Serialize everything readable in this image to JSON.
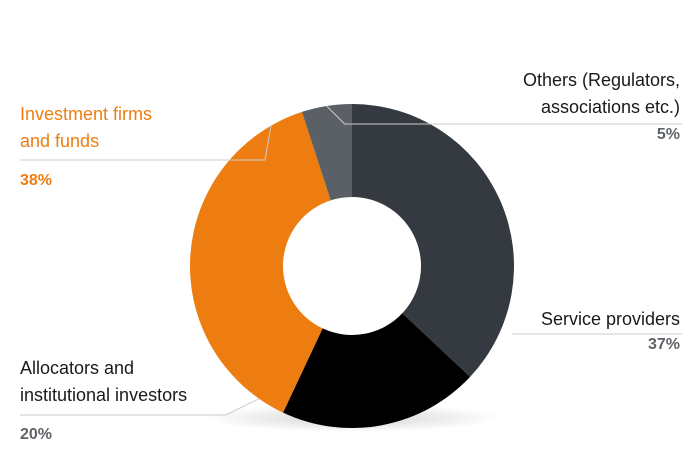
{
  "chart_data": {
    "type": "pie",
    "donut": true,
    "title": "",
    "start_angle_deg": 0,
    "direction": "clockwise",
    "slices": [
      {
        "key": "service",
        "label": "Service providers",
        "display_value": "37%",
        "value": 37,
        "color": "#343a40"
      },
      {
        "key": "allocators",
        "label": "Allocators and\ninstitutional investors",
        "display_value": "20%",
        "value": 20,
        "color": "#000000"
      },
      {
        "key": "investment",
        "label": "Investment firms\nand funds",
        "display_value": "38%",
        "value": 38,
        "color": "#ee7d11"
      },
      {
        "key": "others",
        "label": "Others (Regulators,\nassociations etc.)",
        "display_value": "5%",
        "value": 5,
        "color": "#5a6066"
      }
    ]
  },
  "colors": {
    "label_text": "#1a1a1a",
    "value_text": "#5f6368",
    "leader_line": "#cccccc",
    "accent": "#ee7d11"
  }
}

━━━━━━━━

From the entries above, output every line exactly and omit any image.

Output for this exercise:
Serialize everything readable in this image to JSON.
{
  "chart_data": {
    "type": "pie",
    "donut": true,
    "title": "",
    "start_angle_deg": 0,
    "direction": "clockwise",
    "slices": [
      {
        "key": "service",
        "label": "Service providers",
        "display_value": "37%",
        "value": 37,
        "color": "#343a40"
      },
      {
        "key": "allocators",
        "label": "Allocators and\ninstitutional investors",
        "display_value": "20%",
        "value": 20,
        "color": "#000000"
      },
      {
        "key": "investment",
        "label": "Investment firms\nand funds",
        "display_value": "38%",
        "value": 38,
        "color": "#ee7d11"
      },
      {
        "key": "others",
        "label": "Others (Regulators,\nassociations etc.)",
        "display_value": "5%",
        "value": 5,
        "color": "#5a6066"
      }
    ]
  },
  "colors": {
    "label_text": "#1a1a1a",
    "value_text": "#5f6368",
    "leader_line": "#cccccc",
    "accent": "#ee7d11"
  }
}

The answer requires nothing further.